## RECORDS FOR THE TASK
************

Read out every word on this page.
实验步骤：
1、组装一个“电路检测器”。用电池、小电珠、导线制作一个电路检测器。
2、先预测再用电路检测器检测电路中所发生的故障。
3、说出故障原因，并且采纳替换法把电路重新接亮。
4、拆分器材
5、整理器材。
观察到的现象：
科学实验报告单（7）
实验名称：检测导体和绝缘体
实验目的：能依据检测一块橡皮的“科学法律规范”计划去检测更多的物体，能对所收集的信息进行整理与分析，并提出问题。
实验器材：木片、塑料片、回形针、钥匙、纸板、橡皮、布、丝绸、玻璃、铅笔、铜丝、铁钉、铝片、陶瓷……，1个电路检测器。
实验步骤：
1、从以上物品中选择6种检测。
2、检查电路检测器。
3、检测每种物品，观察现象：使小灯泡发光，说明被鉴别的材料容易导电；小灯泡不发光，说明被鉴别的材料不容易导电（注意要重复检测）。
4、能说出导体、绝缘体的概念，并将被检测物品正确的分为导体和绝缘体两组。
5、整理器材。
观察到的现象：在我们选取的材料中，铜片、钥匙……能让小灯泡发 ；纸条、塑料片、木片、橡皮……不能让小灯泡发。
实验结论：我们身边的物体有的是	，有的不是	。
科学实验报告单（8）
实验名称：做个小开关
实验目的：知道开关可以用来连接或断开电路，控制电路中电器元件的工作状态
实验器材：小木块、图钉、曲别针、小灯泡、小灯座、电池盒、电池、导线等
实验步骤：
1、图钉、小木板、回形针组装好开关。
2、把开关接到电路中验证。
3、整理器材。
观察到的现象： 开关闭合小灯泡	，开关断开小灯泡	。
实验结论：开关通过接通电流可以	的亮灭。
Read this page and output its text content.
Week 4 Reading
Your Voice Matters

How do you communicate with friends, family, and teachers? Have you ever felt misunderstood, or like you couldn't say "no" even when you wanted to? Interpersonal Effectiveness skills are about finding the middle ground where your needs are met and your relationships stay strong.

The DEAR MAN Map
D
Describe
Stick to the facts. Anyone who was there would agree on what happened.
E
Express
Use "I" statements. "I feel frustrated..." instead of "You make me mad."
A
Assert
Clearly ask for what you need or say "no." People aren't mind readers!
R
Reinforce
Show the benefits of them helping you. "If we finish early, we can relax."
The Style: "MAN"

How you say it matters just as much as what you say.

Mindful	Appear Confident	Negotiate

************

## TASK TO CARRY OUT
Return every entry exactly as given.

## RESPONSE TO THIS TASK
Read out every word on this page.
实验步骤：
1、组装一个“电路检测器”。用电池、小电珠、导线制作一个电路检测器。
2、先预测再用电路检测器检测电路中所发生的故障。
3、说出故障原因，并且采纳替换法把电路重新接亮。
4、拆分器材
5、整理器材。
观察到的现象：
科学实验报告单（7）
实验名称：检测导体和绝缘体
实验目的：能依据检测一块橡皮的“科学法律规范”计划去检测更多的物体，能对所收集的信息进行整理与分析，并提出问题。
实验器材：木片、塑料片、回形针、钥匙、纸板、橡皮、布、丝绸、玻璃、铅笔、铜丝、铁钉、铝片、陶瓷……，1个电路检测器。
实验步骤：
1、从以上物品中选择6种检测。
2、检查电路检测器。
3、检测每种物品，观察现象：使小灯泡发光，说明被鉴别的材料容易导电；小灯泡不发光，说明被鉴别的材料不容易导电（注意要重复检测）。
4、能说出导体、绝缘体的概念，并将被检测物品正确的分为导体和绝缘体两组。
5、整理器材。
观察到的现象：在我们选取的材料中，铜片、钥匙……能让小灯泡发 ；纸条、塑料片、木片、橡皮……不能让小灯泡发。
实验结论：我们身边的物体有的是	，有的不是	。
科学实验报告单（8）
实验名称：做个小开关
实验目的：知道开关可以用来连接或断开电路，控制电路中电器元件的工作状态
实验器材：小木块、图钉、曲别针、小灯泡、小灯座、电池盒、电池、导线等
实验步骤：
1、图钉、小木板、回形针组装好开关。
2、把开关接到电路中验证。
3、整理器材。
观察到的现象： 开关闭合小灯泡	，开关断开小灯泡	。
实验结论：开关通过接通电流可以	的亮灭。
Read this page and output its text content.
Week 4 Reading
Your Voice Matters

How do you communicate with friends, family, and teachers? Have you ever felt misunderstood, or like you couldn't say "no" even when you wanted to? Interpersonal Effectiveness skills are about finding the middle ground where your needs are met and your relationships stay strong.

The DEAR MAN Map
D
Describe
Stick to the facts. Anyone who was there would agree on what happened.
E
Express
Use "I" statements. "I feel frustrated..." instead of "You make me mad."
A
Assert
Clearly ask for what you need or say "no." People aren't mind readers!
R
Reinforce
Show the benefits of them helping you. "If we finish early, we can relax."
The Style: "MAN"

How you say it matters just as much as what you say.

Mindful	Appear Confident	Negotiate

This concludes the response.